- AVAILABLE RECORDS
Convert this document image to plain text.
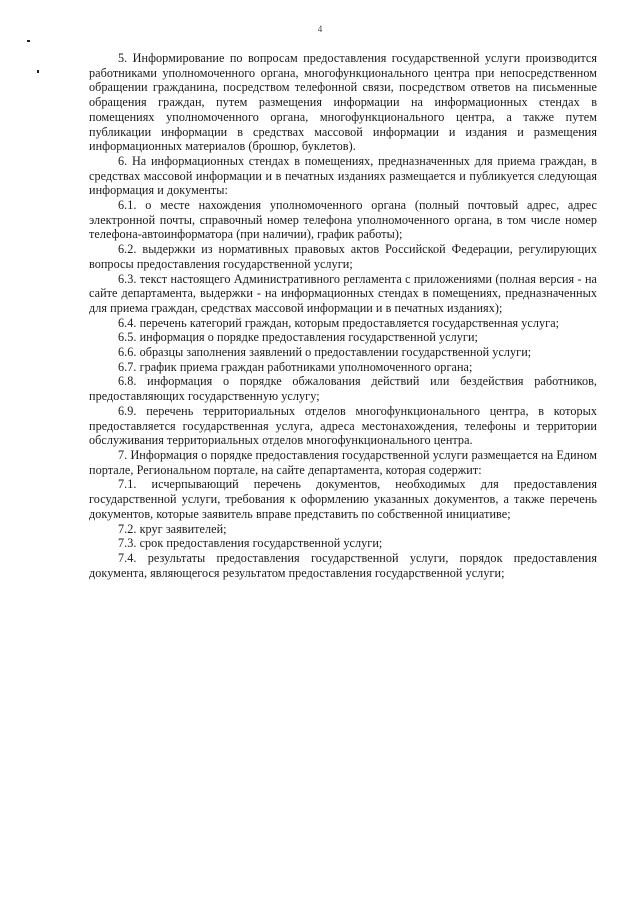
4

5. Информирование по вопросам предоставления государственной услуги производится работниками уполномоченного органа, многофункционального центра при непосредственном обращении гражданина, посредством телефонной связи, посредством ответов на письменные обращения граждан, путем размещения информации на информационных стендах в помещениях уполномоченного органа, многофункционального центра, а также путем публикации информации в средствах массовой информации и издания и размещения информационных материалов (брошюр, буклетов).

6. На информационных стендах в помещениях, предназначенных для приема граждан, в средствах массовой информации и в печатных изданиях размещается и публикуется следующая информация и документы:

6.1. о месте нахождения уполномоченного органа (полный почтовый адрес, адрес электронной почты, справочный номер телефона уполномоченного органа, в том числе номер телефона-автоинформатора (при наличии), график работы);

6.2. выдержки из нормативных правовых актов Российской Федерации, регулирующих вопросы предоставления государственной услуги;

6.3. текст настоящего Административного регламента с приложениями (полная версия - на сайте департамента, выдержки - на информационных стендах в помещениях, предназначенных для приема граждан, средствах массовой информации и в печатных изданиях);

6.4. перечень категорий граждан, которым предоставляется государственная услуга;

6.5. информация о порядке предоставления государственной услуги;

6.6. образцы заполнения заявлений о предоставлении государственной услуги;

6.7. график приема граждан работниками уполномоченного органа;

6.8. информация о порядке обжалования действий или бездействия работников, предоставляющих государственную услугу;

6.9. перечень территориальных отделов многофункционального центра, в которых предоставляется государственная услуга, адреса местонахождения, телефоны и территории обслуживания территориальных отделов многофункционального центра.

7. Информация о порядке предоставления государственной услуги размещается на Едином портале, Региональном портале, на сайте департамента, которая содержит:

7.1. исчерпывающий перечень документов, необходимых для предоставления государственной услуги, требования к оформлению указанных документов, а также перечень документов, которые заявитель вправе представить по собственной инициативе;

7.2. круг заявителей;

7.3. срок предоставления государственной услуги;

7.4. результаты предоставления государственной услуги, порядок предоставления документа, являющегося результатом предоставления государственной услуги;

- DO THIS
Skip the pictures, then retype every line above exactly.

- RIGHT ANSWER
Convert this document image to plain text.
4

5. Информирование по вопросам предоставления государственной услуги производится работниками уполномоченного органа, многофункционального центра при непосредственном обращении гражданина, посредством телефонной связи, посредством ответов на письменные обращения граждан, путем размещения информации на информационных стендах в помещениях уполномоченного органа, многофункционального центра, а также путем публикации информации в средствах массовой информации и издания и размещения информационных материалов (брошюр, буклетов).

6. На информационных стендах в помещениях, предназначенных для приема граждан, в средствах массовой информации и в печатных изданиях размещается и публикуется следующая информация и документы:

6.1. о месте нахождения уполномоченного органа (полный почтовый адрес, адрес электронной почты, справочный номер телефона уполномоченного органа, в том числе номер телефона-автоинформатора (при наличии), график работы);

6.2. выдержки из нормативных правовых актов Российской Федерации, регулирующих вопросы предоставления государственной услуги;

6.3. текст настоящего Административного регламента с приложениями (полная версия - на сайте департамента, выдержки - на информационных стендах в помещениях, предназначенных для приема граждан, средствах массовой информации и в печатных изданиях);

6.4. перечень категорий граждан, которым предоставляется государственная услуга;

6.5. информация о порядке предоставления государственной услуги;

6.6. образцы заполнения заявлений о предоставлении государственной услуги;

6.7. график приема граждан работниками уполномоченного органа;

6.8. информация о порядке обжалования действий или бездействия работников, предоставляющих государственную услугу;

6.9. перечень территориальных отделов многофункционального центра, в которых предоставляется государственная услуга, адреса местонахождения, телефоны и территории обслуживания территориальных отделов многофункционального центра.

7. Информация о порядке предоставления государственной услуги размещается на Едином портале, Региональном портале, на сайте департамента, которая содержит:

7.1. исчерпывающий перечень документов, необходимых для предоставления государственной услуги, требования к оформлению указанных документов, а также перечень документов, которые заявитель вправе представить по собственной инициативе;

7.2. круг заявителей;

7.3. срок предоставления государственной услуги;

7.4. результаты предоставления государственной услуги, порядок предоставления документа, являющегося результатом предоставления государственной услуги;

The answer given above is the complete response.